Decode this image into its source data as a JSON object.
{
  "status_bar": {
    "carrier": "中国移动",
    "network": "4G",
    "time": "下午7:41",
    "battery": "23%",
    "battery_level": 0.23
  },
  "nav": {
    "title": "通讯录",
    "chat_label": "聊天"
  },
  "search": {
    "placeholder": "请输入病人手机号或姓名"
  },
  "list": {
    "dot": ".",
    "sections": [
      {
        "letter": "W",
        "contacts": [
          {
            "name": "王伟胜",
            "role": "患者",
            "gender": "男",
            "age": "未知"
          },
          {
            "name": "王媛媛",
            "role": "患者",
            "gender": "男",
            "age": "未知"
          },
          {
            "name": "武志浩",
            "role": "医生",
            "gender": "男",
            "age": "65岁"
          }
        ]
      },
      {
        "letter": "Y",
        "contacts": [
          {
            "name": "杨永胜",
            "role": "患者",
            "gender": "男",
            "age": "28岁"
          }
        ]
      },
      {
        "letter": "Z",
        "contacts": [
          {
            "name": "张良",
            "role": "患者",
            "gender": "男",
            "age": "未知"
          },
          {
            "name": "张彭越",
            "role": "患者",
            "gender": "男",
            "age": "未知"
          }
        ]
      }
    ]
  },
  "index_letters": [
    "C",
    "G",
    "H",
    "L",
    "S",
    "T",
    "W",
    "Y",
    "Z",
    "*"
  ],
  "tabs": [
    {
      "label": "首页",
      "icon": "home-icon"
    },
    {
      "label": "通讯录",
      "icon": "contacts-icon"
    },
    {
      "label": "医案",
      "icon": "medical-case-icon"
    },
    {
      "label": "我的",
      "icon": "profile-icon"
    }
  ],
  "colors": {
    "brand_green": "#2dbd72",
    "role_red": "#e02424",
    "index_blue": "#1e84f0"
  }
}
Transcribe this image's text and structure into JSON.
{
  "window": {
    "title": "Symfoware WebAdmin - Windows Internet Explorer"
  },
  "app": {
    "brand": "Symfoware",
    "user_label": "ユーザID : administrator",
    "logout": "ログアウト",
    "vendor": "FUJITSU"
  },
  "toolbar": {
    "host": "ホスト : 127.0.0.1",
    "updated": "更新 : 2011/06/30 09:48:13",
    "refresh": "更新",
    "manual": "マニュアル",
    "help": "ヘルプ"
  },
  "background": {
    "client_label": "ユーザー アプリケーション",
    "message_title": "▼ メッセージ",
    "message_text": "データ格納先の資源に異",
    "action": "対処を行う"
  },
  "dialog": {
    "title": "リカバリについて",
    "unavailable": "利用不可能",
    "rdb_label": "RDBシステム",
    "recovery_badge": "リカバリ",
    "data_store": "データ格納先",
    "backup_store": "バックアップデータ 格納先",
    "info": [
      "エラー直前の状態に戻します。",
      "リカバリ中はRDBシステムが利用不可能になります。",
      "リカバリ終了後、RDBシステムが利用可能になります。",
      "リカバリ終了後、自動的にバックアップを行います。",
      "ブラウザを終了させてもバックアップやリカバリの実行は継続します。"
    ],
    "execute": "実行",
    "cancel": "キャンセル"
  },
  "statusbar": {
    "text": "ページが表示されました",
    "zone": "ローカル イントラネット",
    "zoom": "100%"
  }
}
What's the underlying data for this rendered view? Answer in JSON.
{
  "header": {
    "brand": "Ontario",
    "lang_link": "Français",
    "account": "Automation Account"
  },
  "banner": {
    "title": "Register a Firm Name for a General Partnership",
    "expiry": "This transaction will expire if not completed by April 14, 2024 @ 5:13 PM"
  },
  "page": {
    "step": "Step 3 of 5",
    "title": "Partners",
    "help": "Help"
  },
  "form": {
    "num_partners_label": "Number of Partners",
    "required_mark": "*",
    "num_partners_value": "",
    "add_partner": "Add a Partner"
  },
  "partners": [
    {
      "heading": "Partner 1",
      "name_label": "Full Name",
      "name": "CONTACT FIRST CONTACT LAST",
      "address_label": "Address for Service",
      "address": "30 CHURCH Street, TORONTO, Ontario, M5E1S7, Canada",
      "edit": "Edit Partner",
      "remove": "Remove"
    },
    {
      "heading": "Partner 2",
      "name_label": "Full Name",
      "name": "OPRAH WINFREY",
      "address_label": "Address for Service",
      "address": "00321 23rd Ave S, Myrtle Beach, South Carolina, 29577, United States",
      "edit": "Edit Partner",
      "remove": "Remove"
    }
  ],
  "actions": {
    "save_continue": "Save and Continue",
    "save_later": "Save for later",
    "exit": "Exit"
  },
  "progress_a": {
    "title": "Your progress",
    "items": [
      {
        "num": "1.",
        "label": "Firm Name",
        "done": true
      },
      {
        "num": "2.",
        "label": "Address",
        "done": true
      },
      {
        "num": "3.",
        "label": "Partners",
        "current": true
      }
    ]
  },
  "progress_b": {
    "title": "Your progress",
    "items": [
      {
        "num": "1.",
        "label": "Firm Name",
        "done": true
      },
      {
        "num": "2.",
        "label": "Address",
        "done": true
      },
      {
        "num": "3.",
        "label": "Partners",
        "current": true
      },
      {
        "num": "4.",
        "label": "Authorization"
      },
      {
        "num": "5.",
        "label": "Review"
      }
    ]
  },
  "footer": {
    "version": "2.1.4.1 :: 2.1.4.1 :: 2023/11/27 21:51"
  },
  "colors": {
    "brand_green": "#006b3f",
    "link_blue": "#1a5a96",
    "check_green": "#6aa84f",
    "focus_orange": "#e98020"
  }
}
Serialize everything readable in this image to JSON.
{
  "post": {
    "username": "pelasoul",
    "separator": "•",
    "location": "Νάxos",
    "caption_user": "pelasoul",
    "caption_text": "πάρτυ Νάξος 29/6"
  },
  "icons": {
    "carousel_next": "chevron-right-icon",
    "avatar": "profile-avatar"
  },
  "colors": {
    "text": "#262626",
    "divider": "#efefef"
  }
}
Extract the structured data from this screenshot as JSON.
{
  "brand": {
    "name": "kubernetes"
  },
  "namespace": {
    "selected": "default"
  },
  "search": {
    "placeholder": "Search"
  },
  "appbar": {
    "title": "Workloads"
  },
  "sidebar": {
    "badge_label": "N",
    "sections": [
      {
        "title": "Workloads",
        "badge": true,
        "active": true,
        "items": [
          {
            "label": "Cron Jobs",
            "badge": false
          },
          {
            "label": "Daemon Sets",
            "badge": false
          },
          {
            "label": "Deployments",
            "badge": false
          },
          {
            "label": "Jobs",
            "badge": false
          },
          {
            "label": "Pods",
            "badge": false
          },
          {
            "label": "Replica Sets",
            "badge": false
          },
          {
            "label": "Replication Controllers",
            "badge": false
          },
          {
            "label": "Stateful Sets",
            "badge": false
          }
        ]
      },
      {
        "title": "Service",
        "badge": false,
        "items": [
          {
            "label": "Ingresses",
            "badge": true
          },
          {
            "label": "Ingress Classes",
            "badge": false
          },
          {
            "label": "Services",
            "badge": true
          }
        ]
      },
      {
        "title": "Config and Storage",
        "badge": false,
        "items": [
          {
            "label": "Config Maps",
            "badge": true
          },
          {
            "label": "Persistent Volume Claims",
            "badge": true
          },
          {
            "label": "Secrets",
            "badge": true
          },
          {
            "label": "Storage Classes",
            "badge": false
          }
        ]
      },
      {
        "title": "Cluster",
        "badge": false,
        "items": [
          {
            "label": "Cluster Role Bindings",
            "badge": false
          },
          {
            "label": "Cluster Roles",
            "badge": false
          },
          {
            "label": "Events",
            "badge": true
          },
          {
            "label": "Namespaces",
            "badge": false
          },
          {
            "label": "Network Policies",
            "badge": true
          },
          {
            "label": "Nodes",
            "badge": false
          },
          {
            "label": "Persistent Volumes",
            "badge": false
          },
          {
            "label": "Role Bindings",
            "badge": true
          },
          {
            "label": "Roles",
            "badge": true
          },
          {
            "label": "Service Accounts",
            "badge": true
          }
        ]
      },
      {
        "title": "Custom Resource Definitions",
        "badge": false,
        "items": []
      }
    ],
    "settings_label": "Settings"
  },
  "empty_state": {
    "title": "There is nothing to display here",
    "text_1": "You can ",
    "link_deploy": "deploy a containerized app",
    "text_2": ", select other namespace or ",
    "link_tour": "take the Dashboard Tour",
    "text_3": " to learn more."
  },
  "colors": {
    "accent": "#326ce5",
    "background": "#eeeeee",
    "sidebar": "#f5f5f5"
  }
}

# [Required task]
Copy all lines above containing the string "Classes".

# [Task output]
            "label": "Ingress Classes",
            "label": "Storage Classes",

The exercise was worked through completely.